• **Material provided**

_____

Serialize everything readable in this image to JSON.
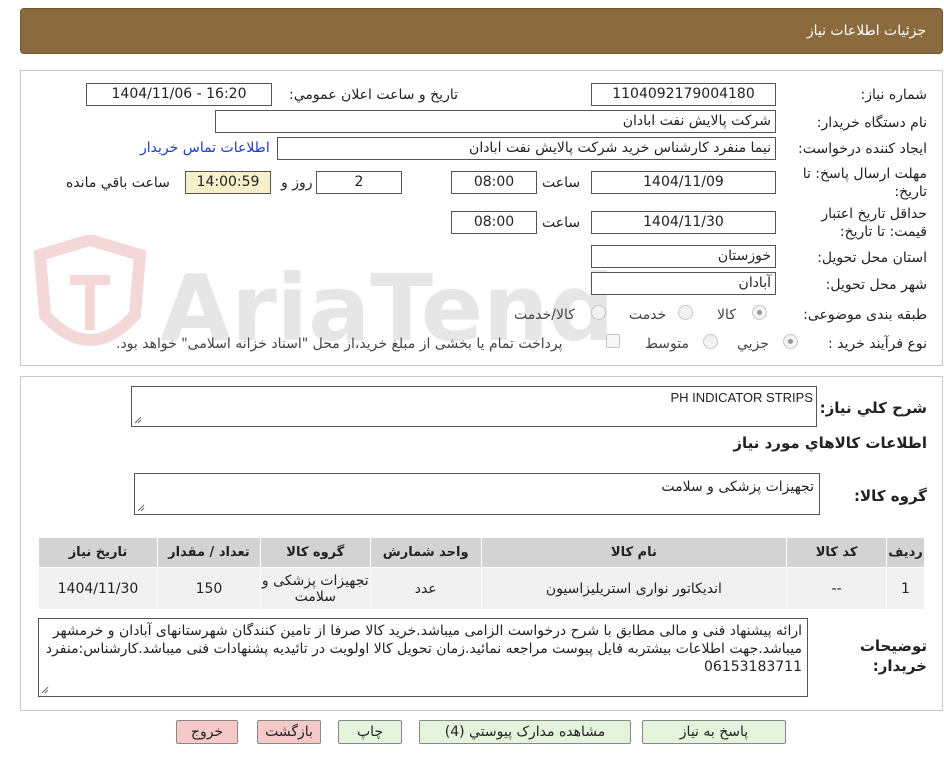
{
  "header": {
    "title": "جزئیات اطلاعات نیاز"
  },
  "watermark": {
    "text": "AriaTender.net"
  },
  "form": {
    "need_number": {
      "label": "شماره نیاز:",
      "value": "1104092179004180"
    },
    "announce_datetime": {
      "label": "تاریخ و ساعت اعلان عمومي:",
      "value": "1404/11/06 - 16:20"
    },
    "buyer_org": {
      "label": "نام دستگاه خريدار:",
      "value": "شرکت پالايش نفت ابادان"
    },
    "requester": {
      "label": "ايجاد کننده درخواست:",
      "value": "نیما منفرد کارشناس خرید شرکت پالايش نفت ابادان"
    },
    "buyer_contact_link": "اطلاعات تماس خريدار",
    "reply_deadline": {
      "label": "مهلت ارسال پاسخ: تا تاريخ:",
      "date": "1404/11/09",
      "time_label": "ساعت",
      "time": "08:00",
      "days": "2",
      "days_label": "روز و",
      "remaining": "14:00:59",
      "remaining_label": "ساعت باقي مانده"
    },
    "price_validity": {
      "label": "حداقل تاريخ اعتبار قيمت: تا تاريخ:",
      "date": "1404/11/30",
      "time_label": "ساعت",
      "time": "08:00"
    },
    "province": {
      "label": "استان محل تحويل:",
      "value": "خوزستان"
    },
    "city": {
      "label": "شهر محل تحويل:",
      "value": "آبادان"
    },
    "category": {
      "label": "طبقه بندی موضوعی:",
      "options": [
        "کالا",
        "خدمت",
        "کالا/خدمت"
      ],
      "selected": "کالا"
    },
    "purchase_process": {
      "label": "نوع فرآيند خريد :",
      "options": [
        "جزیي",
        "متوسط"
      ],
      "selected": "جزیي",
      "payment_note": "پرداخت تمام يا بخشی از مبلغ خريد،از محل \"اسناد خزانه اسلامی\" خواهد بود."
    }
  },
  "details": {
    "general_desc": {
      "label": "شرح کلي نياز:",
      "value": "PH INDICATOR STRIPS"
    },
    "items_heading": "اطلاعات کالاهاي مورد نياز",
    "goods_group": {
      "label": "گروه کالا:",
      "value": "تجهیزات پزشکی و سلامت"
    },
    "table": {
      "headers": [
        "رديف",
        "کد کالا",
        "نام کالا",
        "واحد شمارش",
        "گروه کالا",
        "تعداد / مقدار",
        "تاریخ نیاز"
      ],
      "rows": [
        [
          "1",
          "--",
          "اندیکاتور نواری استریلیزاسیون",
          "عدد",
          "تجهیزات پزشکی و سلامت",
          "150",
          "1404/11/30"
        ]
      ]
    },
    "buyer_notes": {
      "label": "توضيحات خريدار:",
      "value": "ارائه پیشنهاد فنی و مالی مطابق با شرح درخواست الزامی میباشد.خرید کالا صرفا از تامین کنندگان شهرستانهای آبادان و خرمشهر میباشد.جهت اطلاعات بیشتربه فایل پیوست مراجعه نمائید.زمان تحویل کالا اولویت در تائیدیه پشنهادات فنی میباشد.کارشناس:منفرد 06153183711"
    }
  },
  "buttons": {
    "reply": "پاسخ به نياز",
    "attachments": "مشاهده مدارک پيوستي (4)",
    "print": "چاپ",
    "back": "بازگشت",
    "exit": "خروج"
  }
}
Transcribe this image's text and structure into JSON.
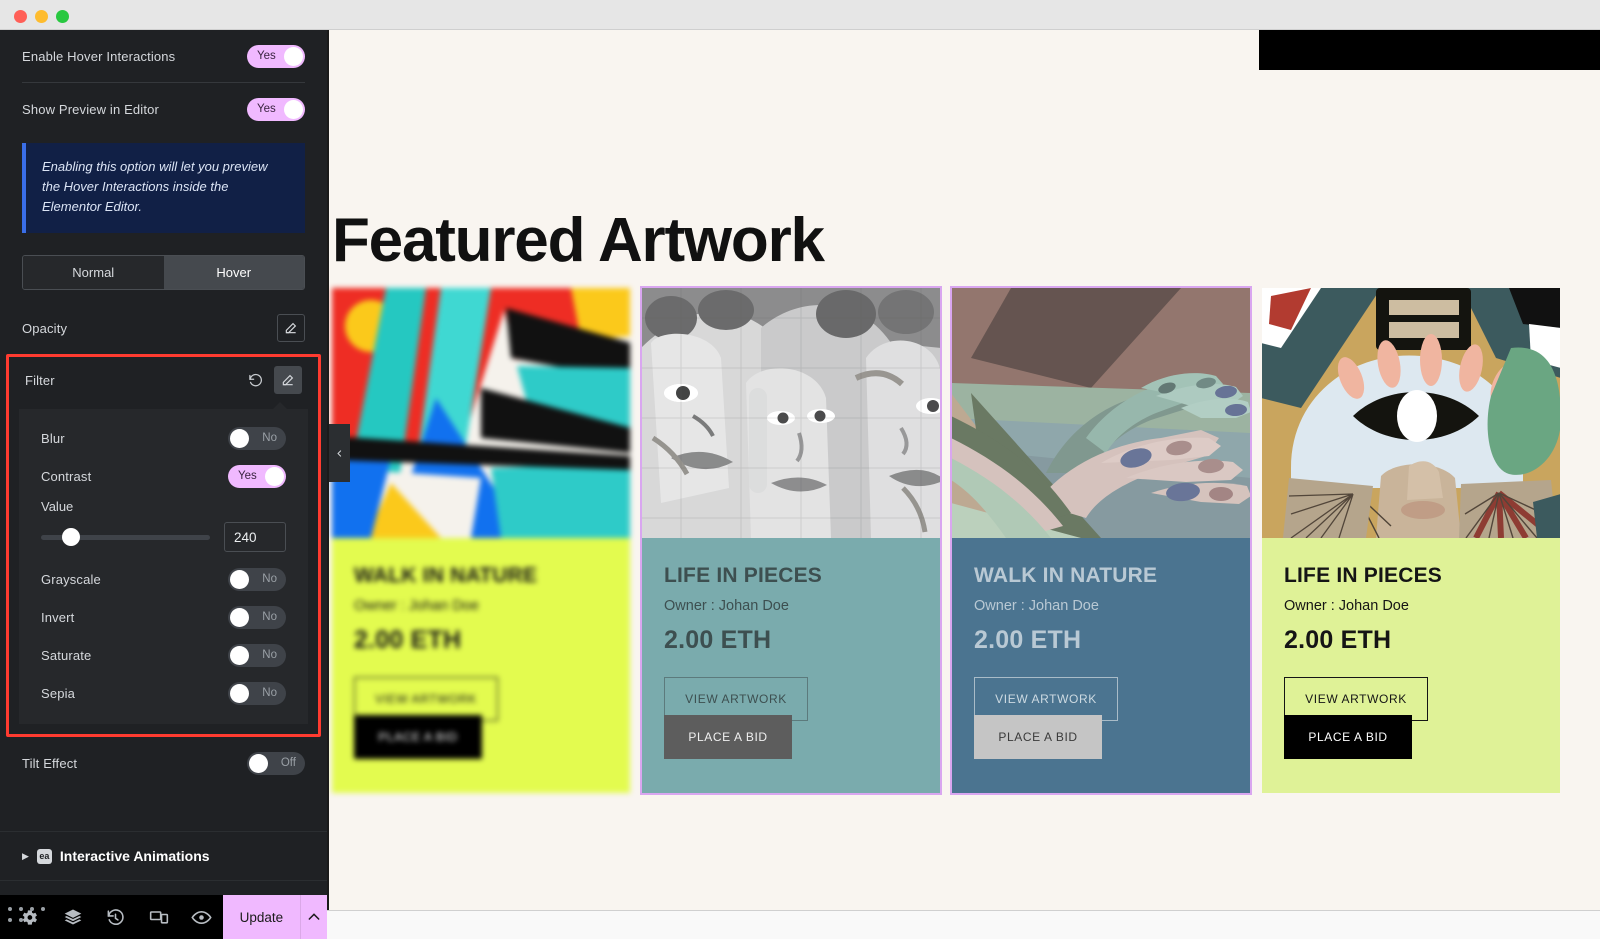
{
  "window": {
    "traffic_lights": [
      "close",
      "minimize",
      "maximize"
    ]
  },
  "panel": {
    "settings": [
      {
        "label": "Enable Hover Interactions",
        "value": "Yes",
        "state": "on"
      },
      {
        "label": "Show Preview in Editor",
        "value": "Yes",
        "state": "on"
      }
    ],
    "notice": "Enabling this option will let you preview the Hover Interactions inside the Elementor Editor.",
    "tabs": [
      {
        "label": "Normal",
        "active": false
      },
      {
        "label": "Hover",
        "active": true
      }
    ],
    "opacity": {
      "label": "Opacity",
      "edit_icon": "pencil-icon"
    },
    "filter": {
      "label": "Filter",
      "reset_icon": "reset-icon",
      "edit_icon": "pencil-icon",
      "items": [
        {
          "label": "Blur",
          "value": "No",
          "state": "off"
        },
        {
          "label": "Contrast",
          "value": "Yes",
          "state": "on"
        }
      ],
      "value_label": "Value",
      "value_number": "240",
      "slider_percent": 18,
      "items_after": [
        {
          "label": "Grayscale",
          "value": "No",
          "state": "off"
        },
        {
          "label": "Invert",
          "value": "No",
          "state": "off"
        },
        {
          "label": "Saturate",
          "value": "No",
          "state": "off"
        },
        {
          "label": "Sepia",
          "value": "No",
          "state": "off"
        }
      ]
    },
    "tilt": {
      "label": "Tilt Effect",
      "value": "Off",
      "state": "off"
    },
    "section": {
      "caret": "caret-right-icon",
      "badge": "ea",
      "title": "Interactive Animations"
    },
    "footer": {
      "icons": [
        "gear-icon",
        "layers-icon",
        "history-icon",
        "responsive-icon",
        "eye-icon"
      ],
      "update_label": "Update",
      "caret": "chevron-up-icon"
    }
  },
  "preview": {
    "page_title": "Featured Artwork",
    "collapse_handle": "chevron-left-icon",
    "cards": [
      {
        "title": "WALK IN NATURE",
        "owner": "Owner : Johan Doe",
        "price": "2.00 ETH",
        "view_label": "VIEW ARTWORK",
        "bid_label": "PLACE A BID",
        "theme": "t-lime",
        "artwork": "abstract-geometric-sun",
        "blurred": true,
        "outlined": false
      },
      {
        "title": "LIFE IN PIECES",
        "owner": "Owner : Johan Doe",
        "price": "2.00 ETH",
        "view_label": "VIEW ARTWORK",
        "bid_label": "PLACE A BID",
        "theme": "t-teal",
        "artwork": "mural-faces-grayscale",
        "blurred": false,
        "outlined": true
      },
      {
        "title": "WALK IN NATURE",
        "owner": "Owner : Johan Doe",
        "price": "2.00 ETH",
        "view_label": "VIEW ARTWORK",
        "bid_label": "PLACE A BID",
        "theme": "t-slate",
        "artwork": "open-hands-illustration",
        "blurred": false,
        "outlined": true
      },
      {
        "title": "LIFE IN PIECES",
        "owner": "Owner : Johan Doe",
        "price": "2.00 ETH",
        "view_label": "VIEW ARTWORK",
        "bid_label": "PLACE A BID",
        "theme": "t-lime2",
        "artwork": "collage-eye-face",
        "blurred": false,
        "outlined": false
      }
    ]
  },
  "colors": {
    "accent_pink": "#f0b9ff",
    "highlight_red": "#ff3b30",
    "notice_blue": "#3a6ee8",
    "panel_bg": "#1f2124",
    "preview_bg": "#f9f5f0",
    "lime": "#e3fb4f",
    "lime_soft": "#dff297",
    "teal": "#7aabad",
    "slate": "#4b7490"
  }
}
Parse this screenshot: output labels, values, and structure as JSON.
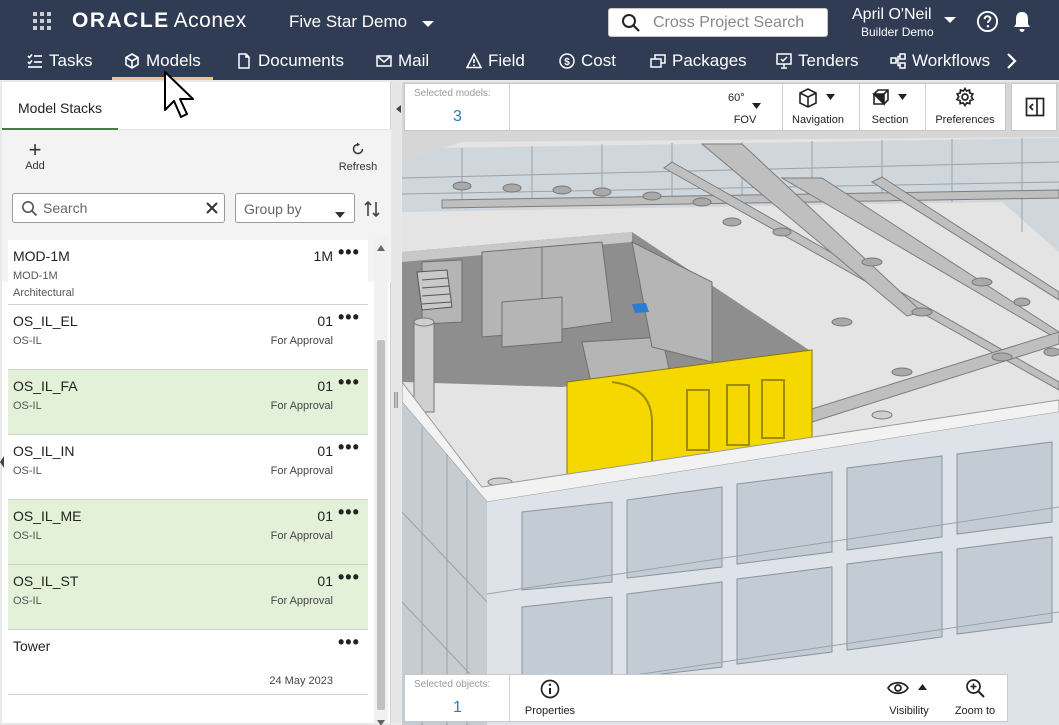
{
  "header": {
    "brand_oracle": "ORACLE",
    "brand_product": "Aconex",
    "project": "Five Star Demo",
    "search_placeholder": "Cross Project Search",
    "user_name": "April O'Neil",
    "user_org": "Builder Demo"
  },
  "nav": {
    "items": [
      {
        "label": "Tasks",
        "icon": "tasks-icon"
      },
      {
        "label": "Models",
        "icon": "cube-icon",
        "active": true
      },
      {
        "label": "Documents",
        "icon": "document-icon"
      },
      {
        "label": "Mail",
        "icon": "mail-icon"
      },
      {
        "label": "Field",
        "icon": "warning-icon"
      },
      {
        "label": "Cost",
        "icon": "dollar-icon"
      },
      {
        "label": "Packages",
        "icon": "packages-icon"
      },
      {
        "label": "Tenders",
        "icon": "tenders-icon"
      },
      {
        "label": "Workflows",
        "icon": "workflows-icon"
      }
    ]
  },
  "left_panel": {
    "tab": "Model Stacks",
    "add_label": "Add",
    "refresh_label": "Refresh",
    "search_placeholder": "Search",
    "group_by_placeholder": "Group by",
    "rows": [
      {
        "name": "MOD-1M",
        "rev": "1M",
        "sub": "MOD-1M",
        "sub2": "Architectural",
        "status": "",
        "date": "",
        "selected": false
      },
      {
        "name": "OS_IL_EL",
        "rev": "01",
        "sub": "OS-IL",
        "sub2": "",
        "status": "For Approval",
        "date": "",
        "selected": false
      },
      {
        "name": "OS_IL_FA",
        "rev": "01",
        "sub": "OS-IL",
        "sub2": "",
        "status": "For Approval",
        "date": "",
        "selected": true
      },
      {
        "name": "OS_IL_IN",
        "rev": "01",
        "sub": "OS-IL",
        "sub2": "",
        "status": "For Approval",
        "date": "",
        "selected": false
      },
      {
        "name": "OS_IL_ME",
        "rev": "01",
        "sub": "OS-IL",
        "sub2": "",
        "status": "For Approval",
        "date": "",
        "selected": true
      },
      {
        "name": "OS_IL_ST",
        "rev": "01",
        "sub": "OS-IL",
        "sub2": "",
        "status": "For Approval",
        "date": "",
        "selected": true
      },
      {
        "name": "Tower",
        "rev": "",
        "sub": "",
        "sub2": "",
        "status": "",
        "date": "24 May 2023",
        "selected": false
      }
    ]
  },
  "viewer": {
    "selected_models_label": "Selected models:",
    "selected_models_count": "3",
    "fov_value": "60°",
    "fov_label": "FOV",
    "navigation_label": "Navigation",
    "section_label": "Section",
    "preferences_label": "Preferences",
    "selected_objects_label": "Selected objects:",
    "selected_objects_count": "1",
    "properties_label": "Properties",
    "visibility_label": "Visibility",
    "zoom_label": "Zoom to"
  },
  "colors": {
    "header_bg": "#2f3c54",
    "active_tab_underline": "#f2c28c",
    "selected_row_bg": "#e3f1d9",
    "count_blue": "#2a7bbf",
    "highlight_yellow": "#f5d800"
  }
}
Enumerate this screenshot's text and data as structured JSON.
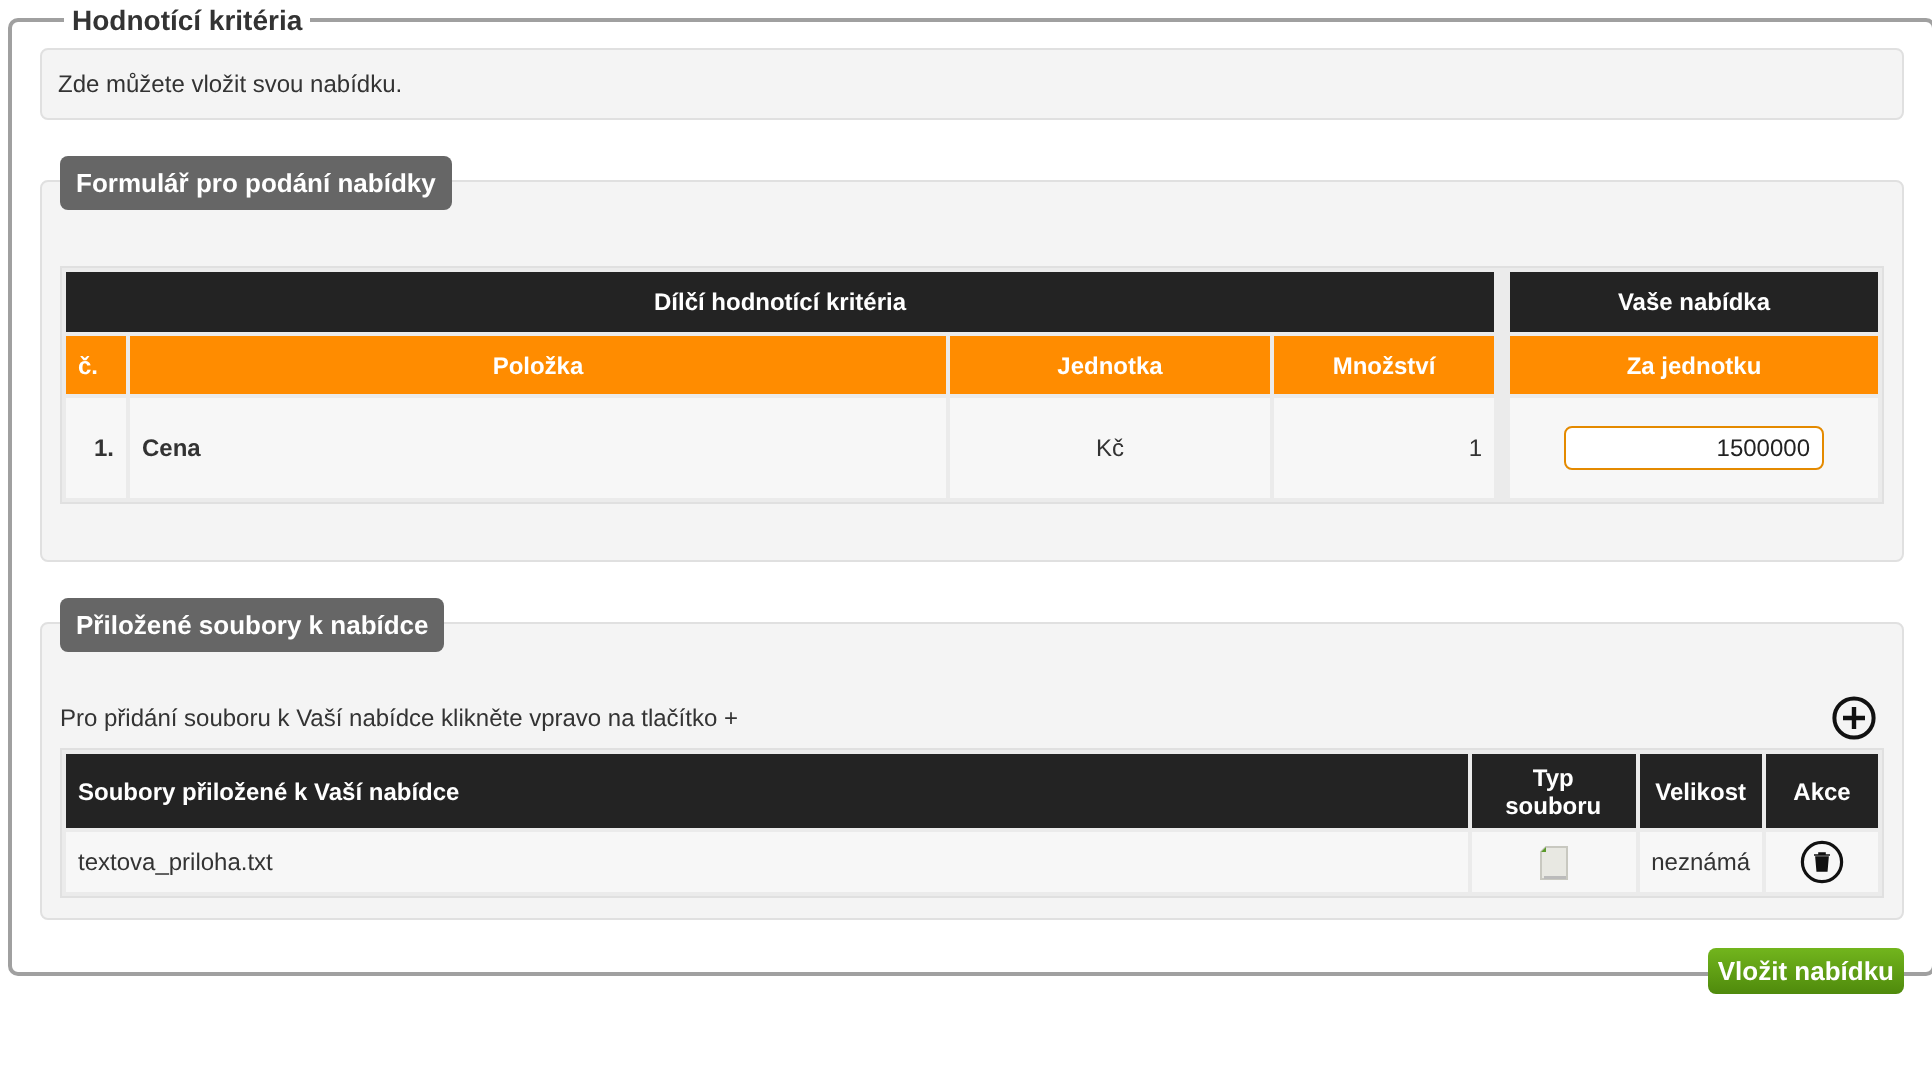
{
  "legend": "Hodnotící kritéria",
  "intro": "Zde můžete vložit svou nabídku.",
  "offer_form": {
    "title": "Formulář pro podání nabídky",
    "group_headers": [
      "Dílčí hodnotící kritéria",
      "Vaše nabídka"
    ],
    "columns": [
      "č.",
      "Položka",
      "Jednotka",
      "Množství",
      "Za jednotku"
    ],
    "rows": [
      {
        "number": "1.",
        "item": "Cena",
        "unit": "Kč",
        "quantity": "1",
        "value": "1500000"
      }
    ]
  },
  "attachments": {
    "title": "Přiložené soubory k nabídce",
    "hint": "Pro přidání souboru k Vaší nabídce klikněte vpravo na tlačítko +",
    "columns": [
      "Soubory přiložené k Vaší nabídce",
      "Typ souboru",
      "Velikost",
      "Akce"
    ],
    "files": [
      {
        "name": "textova_priloha.txt",
        "size": "neznámá"
      }
    ]
  },
  "submit_button": "Vložit nabídku"
}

_____

• **Exercise**
Out of the material above, select every line that holds the string "screenshot".

• **Written solution**
Parse this screenshot: output labels, values, and structure as JSON.
Enumerate this screenshot's text and data as structured JSON.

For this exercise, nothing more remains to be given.